:: Stored data

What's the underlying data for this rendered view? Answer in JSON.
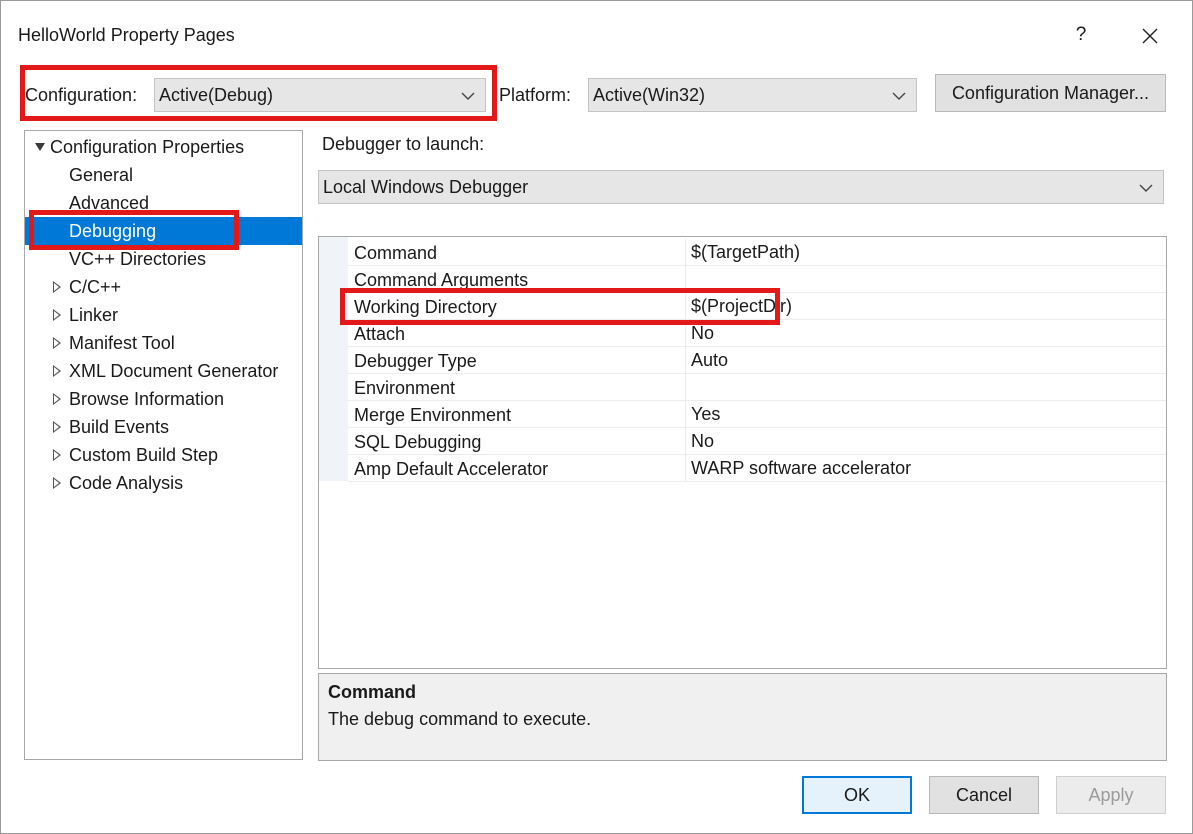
{
  "window": {
    "title": "HelloWorld Property Pages",
    "help_label": "?"
  },
  "toolbar": {
    "configuration_label": "Configuration:",
    "configuration_value": "Active(Debug)",
    "platform_label": "Platform:",
    "platform_value": "Active(Win32)",
    "config_manager_label": "Configuration Manager..."
  },
  "tree": {
    "root": "Configuration Properties",
    "items": [
      {
        "label": "General"
      },
      {
        "label": "Advanced"
      },
      {
        "label": "Debugging"
      },
      {
        "label": "VC++ Directories"
      },
      {
        "label": "C/C++"
      },
      {
        "label": "Linker"
      },
      {
        "label": "Manifest Tool"
      },
      {
        "label": "XML Document Generator"
      },
      {
        "label": "Browse Information"
      },
      {
        "label": "Build Events"
      },
      {
        "label": "Custom Build Step"
      },
      {
        "label": "Code Analysis"
      }
    ]
  },
  "debugger": {
    "launch_label": "Debugger to launch:",
    "launch_value": "Local Windows Debugger"
  },
  "properties": [
    {
      "name": "Command",
      "value": "$(TargetPath)"
    },
    {
      "name": "Command Arguments",
      "value": ""
    },
    {
      "name": "Working Directory",
      "value": "$(ProjectDir)"
    },
    {
      "name": "Attach",
      "value": "No"
    },
    {
      "name": "Debugger Type",
      "value": "Auto"
    },
    {
      "name": "Environment",
      "value": ""
    },
    {
      "name": "Merge Environment",
      "value": "Yes"
    },
    {
      "name": "SQL Debugging",
      "value": "No"
    },
    {
      "name": "Amp Default Accelerator",
      "value": "WARP software accelerator"
    }
  ],
  "description": {
    "title": "Command",
    "text": "The debug command to execute."
  },
  "buttons": {
    "ok": "OK",
    "cancel": "Cancel",
    "apply": "Apply"
  },
  "colors": {
    "selection": "#0078d7",
    "highlight_box": "#e31818"
  }
}
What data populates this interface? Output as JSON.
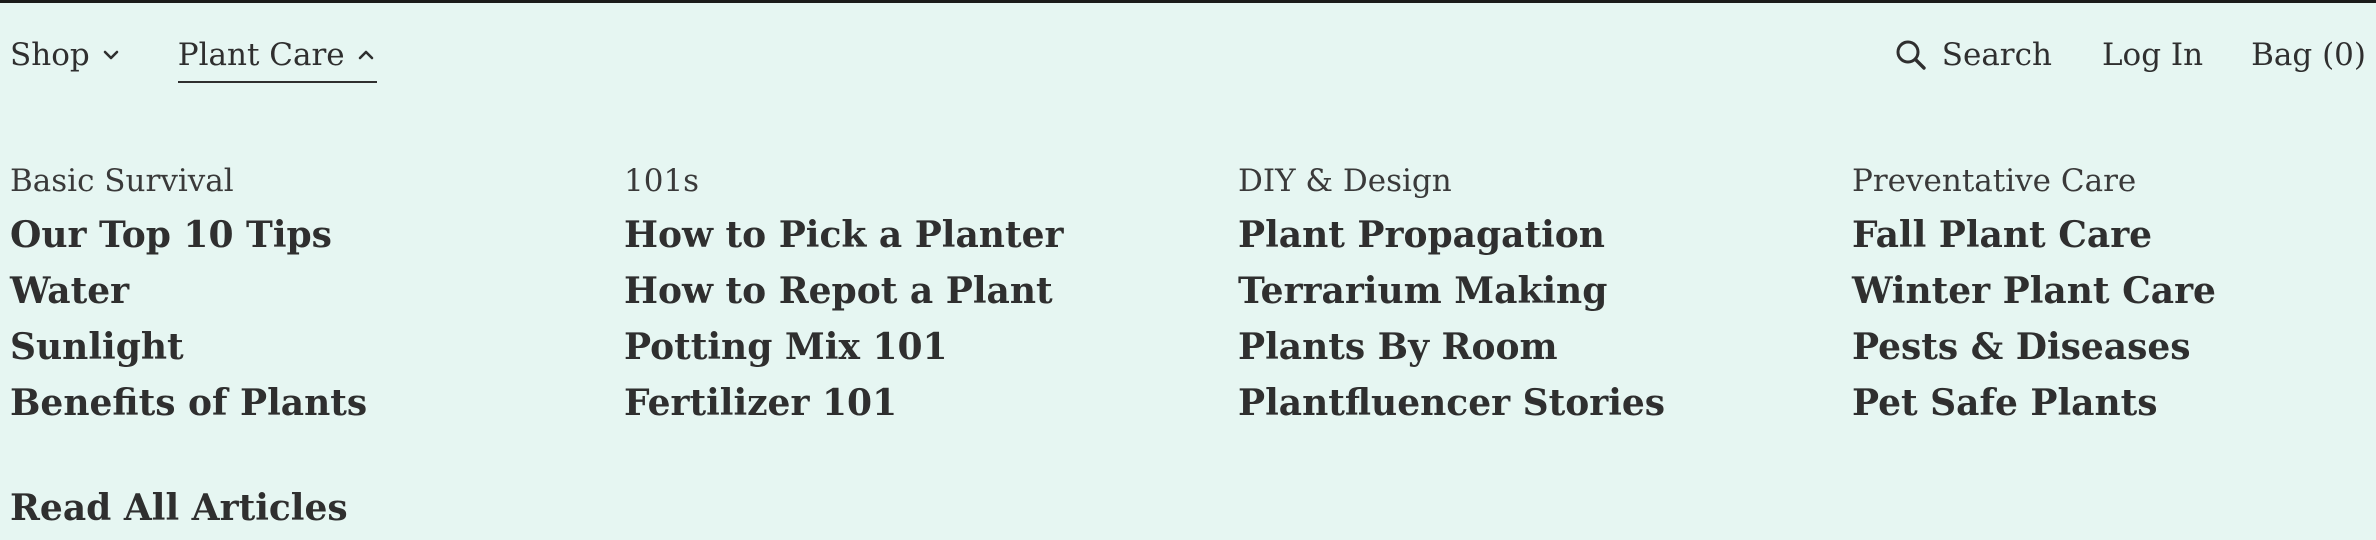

::::

▸ **Challenge**
Sift the material for lines with the string "Environment". Copy each one found.

▸ **Full answer**
      "name": "Environment",
      "name": "Merge Environment",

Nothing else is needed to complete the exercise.